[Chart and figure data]
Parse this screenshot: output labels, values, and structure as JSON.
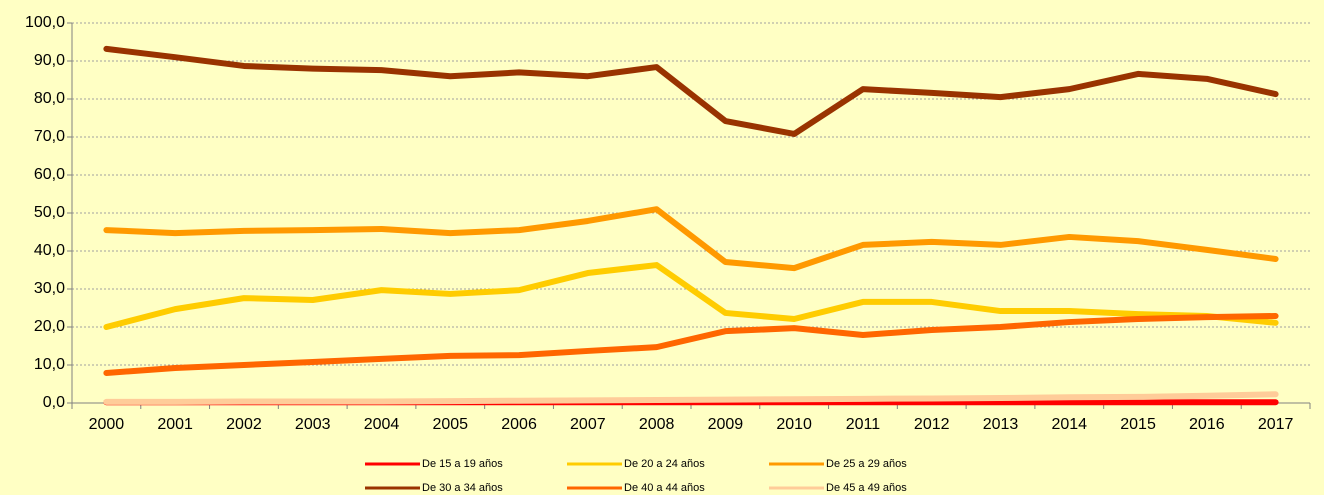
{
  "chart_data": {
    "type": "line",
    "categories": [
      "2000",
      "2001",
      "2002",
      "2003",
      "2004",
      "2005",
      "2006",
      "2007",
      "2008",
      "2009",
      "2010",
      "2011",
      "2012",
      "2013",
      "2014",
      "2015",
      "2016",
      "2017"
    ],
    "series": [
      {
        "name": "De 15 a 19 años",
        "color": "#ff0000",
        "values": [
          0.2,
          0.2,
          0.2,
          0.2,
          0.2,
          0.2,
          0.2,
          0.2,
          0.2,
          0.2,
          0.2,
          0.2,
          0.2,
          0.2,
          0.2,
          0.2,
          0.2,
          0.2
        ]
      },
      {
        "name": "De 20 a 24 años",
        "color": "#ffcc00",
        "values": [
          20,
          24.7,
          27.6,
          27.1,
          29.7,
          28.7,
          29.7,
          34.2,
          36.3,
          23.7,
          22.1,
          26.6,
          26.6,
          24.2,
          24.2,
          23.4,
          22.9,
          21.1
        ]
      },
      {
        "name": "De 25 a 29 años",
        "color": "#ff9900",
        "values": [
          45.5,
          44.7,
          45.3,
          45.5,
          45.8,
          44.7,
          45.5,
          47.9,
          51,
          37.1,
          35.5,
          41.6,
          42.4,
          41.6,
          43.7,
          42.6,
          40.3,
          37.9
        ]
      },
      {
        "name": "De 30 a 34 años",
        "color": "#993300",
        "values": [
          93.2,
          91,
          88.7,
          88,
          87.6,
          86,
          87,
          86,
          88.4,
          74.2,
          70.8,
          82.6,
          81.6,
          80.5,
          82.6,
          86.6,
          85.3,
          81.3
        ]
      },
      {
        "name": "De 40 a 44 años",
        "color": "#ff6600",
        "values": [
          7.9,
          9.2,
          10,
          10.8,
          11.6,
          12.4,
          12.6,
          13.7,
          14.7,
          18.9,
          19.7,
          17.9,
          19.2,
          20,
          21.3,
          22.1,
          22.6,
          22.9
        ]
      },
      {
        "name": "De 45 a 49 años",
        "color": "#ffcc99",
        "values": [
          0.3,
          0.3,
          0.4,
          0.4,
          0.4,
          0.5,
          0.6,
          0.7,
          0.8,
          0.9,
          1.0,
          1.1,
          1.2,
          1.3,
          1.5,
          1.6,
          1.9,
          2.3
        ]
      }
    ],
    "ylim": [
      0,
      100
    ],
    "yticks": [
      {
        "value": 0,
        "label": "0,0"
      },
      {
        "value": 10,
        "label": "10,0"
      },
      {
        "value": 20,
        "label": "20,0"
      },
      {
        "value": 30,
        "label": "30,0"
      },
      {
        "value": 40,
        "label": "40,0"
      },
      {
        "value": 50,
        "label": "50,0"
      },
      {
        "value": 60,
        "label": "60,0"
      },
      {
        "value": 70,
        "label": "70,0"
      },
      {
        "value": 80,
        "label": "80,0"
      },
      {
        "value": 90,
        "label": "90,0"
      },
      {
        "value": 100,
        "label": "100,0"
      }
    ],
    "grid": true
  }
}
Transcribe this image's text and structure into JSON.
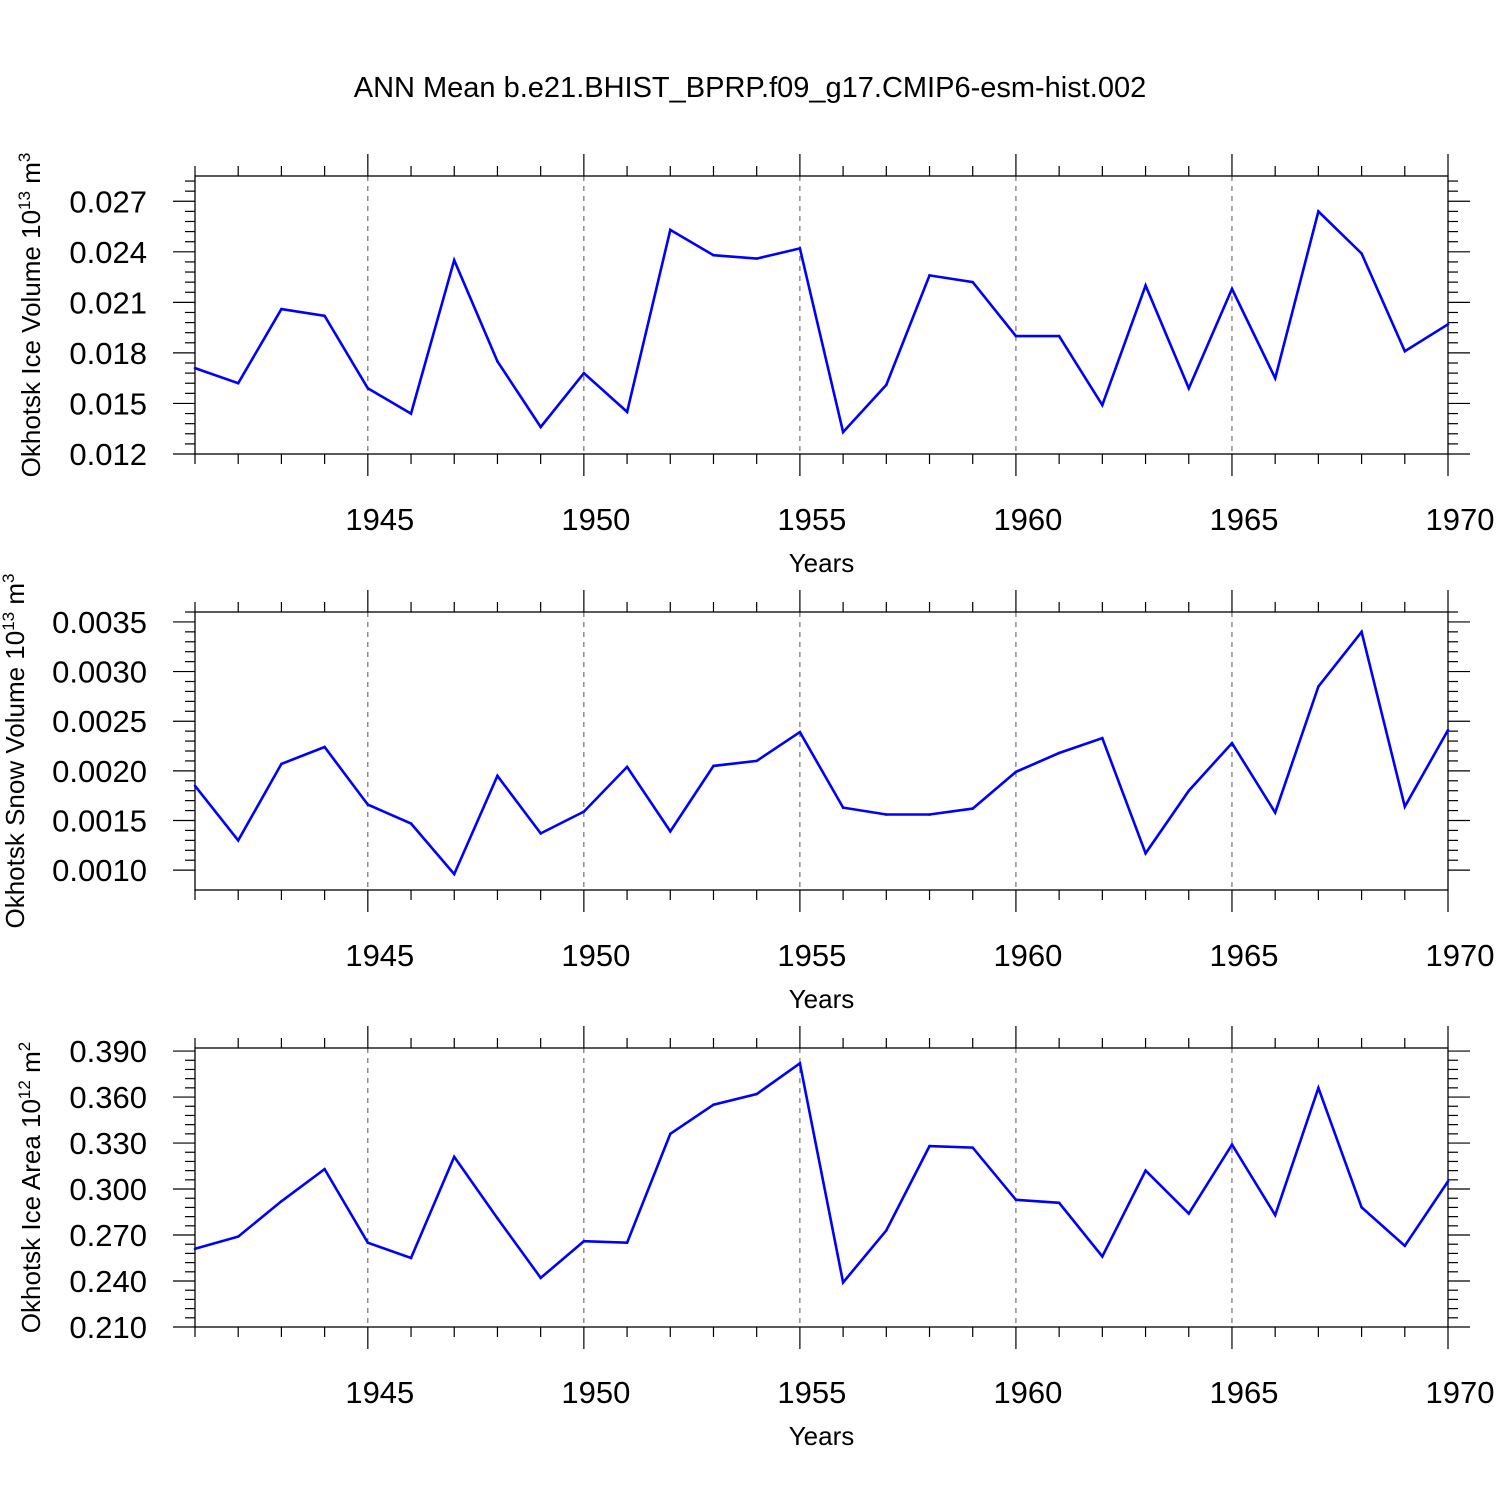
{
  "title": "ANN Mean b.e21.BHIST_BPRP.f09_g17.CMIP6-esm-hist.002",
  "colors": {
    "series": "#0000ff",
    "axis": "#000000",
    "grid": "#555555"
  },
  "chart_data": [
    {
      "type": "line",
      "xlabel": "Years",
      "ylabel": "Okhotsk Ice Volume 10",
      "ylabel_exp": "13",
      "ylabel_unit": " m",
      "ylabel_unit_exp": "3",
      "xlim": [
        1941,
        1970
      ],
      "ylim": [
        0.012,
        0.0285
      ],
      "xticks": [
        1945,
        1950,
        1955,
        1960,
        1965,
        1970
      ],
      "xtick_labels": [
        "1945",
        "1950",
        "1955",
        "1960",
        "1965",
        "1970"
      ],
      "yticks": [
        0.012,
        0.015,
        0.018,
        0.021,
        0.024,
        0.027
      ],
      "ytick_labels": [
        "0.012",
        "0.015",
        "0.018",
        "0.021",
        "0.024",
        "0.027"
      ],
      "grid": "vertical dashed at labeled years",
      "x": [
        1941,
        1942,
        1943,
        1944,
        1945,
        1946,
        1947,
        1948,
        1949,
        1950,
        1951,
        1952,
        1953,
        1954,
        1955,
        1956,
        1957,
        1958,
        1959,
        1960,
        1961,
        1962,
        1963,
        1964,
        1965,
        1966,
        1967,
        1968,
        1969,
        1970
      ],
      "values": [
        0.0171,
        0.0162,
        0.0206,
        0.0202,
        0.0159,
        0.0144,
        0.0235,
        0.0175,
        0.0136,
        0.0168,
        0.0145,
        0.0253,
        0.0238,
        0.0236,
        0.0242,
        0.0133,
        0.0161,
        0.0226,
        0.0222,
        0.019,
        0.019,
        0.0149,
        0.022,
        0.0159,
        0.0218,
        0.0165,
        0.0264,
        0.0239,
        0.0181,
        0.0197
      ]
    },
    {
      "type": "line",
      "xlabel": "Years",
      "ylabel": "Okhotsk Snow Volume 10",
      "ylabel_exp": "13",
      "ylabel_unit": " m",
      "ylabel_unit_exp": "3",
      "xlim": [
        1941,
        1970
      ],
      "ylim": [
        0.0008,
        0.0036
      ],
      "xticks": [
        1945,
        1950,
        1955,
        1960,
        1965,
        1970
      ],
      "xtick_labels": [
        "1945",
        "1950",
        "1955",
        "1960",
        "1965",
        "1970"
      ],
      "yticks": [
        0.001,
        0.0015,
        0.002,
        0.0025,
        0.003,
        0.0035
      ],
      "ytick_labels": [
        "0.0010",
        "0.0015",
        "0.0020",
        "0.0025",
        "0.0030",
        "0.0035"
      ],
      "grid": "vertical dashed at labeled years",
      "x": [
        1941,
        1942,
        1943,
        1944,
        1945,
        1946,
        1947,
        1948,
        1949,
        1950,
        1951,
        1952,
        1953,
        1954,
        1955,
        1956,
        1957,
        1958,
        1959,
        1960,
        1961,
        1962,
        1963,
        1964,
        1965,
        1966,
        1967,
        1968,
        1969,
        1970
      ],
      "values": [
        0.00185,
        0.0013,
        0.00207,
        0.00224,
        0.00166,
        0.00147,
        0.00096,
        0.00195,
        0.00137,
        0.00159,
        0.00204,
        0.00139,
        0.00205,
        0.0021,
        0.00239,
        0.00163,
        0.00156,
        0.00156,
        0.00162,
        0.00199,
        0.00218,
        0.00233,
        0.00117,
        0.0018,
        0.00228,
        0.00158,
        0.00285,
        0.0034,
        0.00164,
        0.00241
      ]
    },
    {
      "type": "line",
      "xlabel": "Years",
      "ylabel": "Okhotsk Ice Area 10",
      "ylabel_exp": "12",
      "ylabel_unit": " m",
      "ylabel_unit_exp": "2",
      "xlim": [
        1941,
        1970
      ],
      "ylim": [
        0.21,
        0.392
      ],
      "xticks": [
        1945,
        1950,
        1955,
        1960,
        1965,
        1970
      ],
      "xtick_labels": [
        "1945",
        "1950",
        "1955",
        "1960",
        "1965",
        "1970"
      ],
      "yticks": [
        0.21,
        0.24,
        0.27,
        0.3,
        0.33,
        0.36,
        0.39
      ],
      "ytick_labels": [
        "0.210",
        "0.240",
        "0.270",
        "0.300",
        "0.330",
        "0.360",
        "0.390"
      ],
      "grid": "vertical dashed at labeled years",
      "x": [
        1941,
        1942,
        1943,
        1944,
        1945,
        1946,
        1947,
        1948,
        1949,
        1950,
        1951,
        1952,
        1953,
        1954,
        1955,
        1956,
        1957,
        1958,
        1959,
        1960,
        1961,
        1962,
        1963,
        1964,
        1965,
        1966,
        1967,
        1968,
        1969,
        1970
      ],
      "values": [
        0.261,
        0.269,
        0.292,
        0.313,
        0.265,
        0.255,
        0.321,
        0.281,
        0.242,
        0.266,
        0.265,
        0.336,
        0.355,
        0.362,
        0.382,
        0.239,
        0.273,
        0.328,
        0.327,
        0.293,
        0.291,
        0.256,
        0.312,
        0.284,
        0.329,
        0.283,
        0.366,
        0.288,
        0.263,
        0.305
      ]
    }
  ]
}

▸ What you will do: List every line above containing the word "Okhotsk".

▸ Solution below:
      "ylabel": "Okhotsk Ice Volume 10",
      "ylabel": "Okhotsk Snow Volume 10",
      "ylabel": "Okhotsk Ice Area 10",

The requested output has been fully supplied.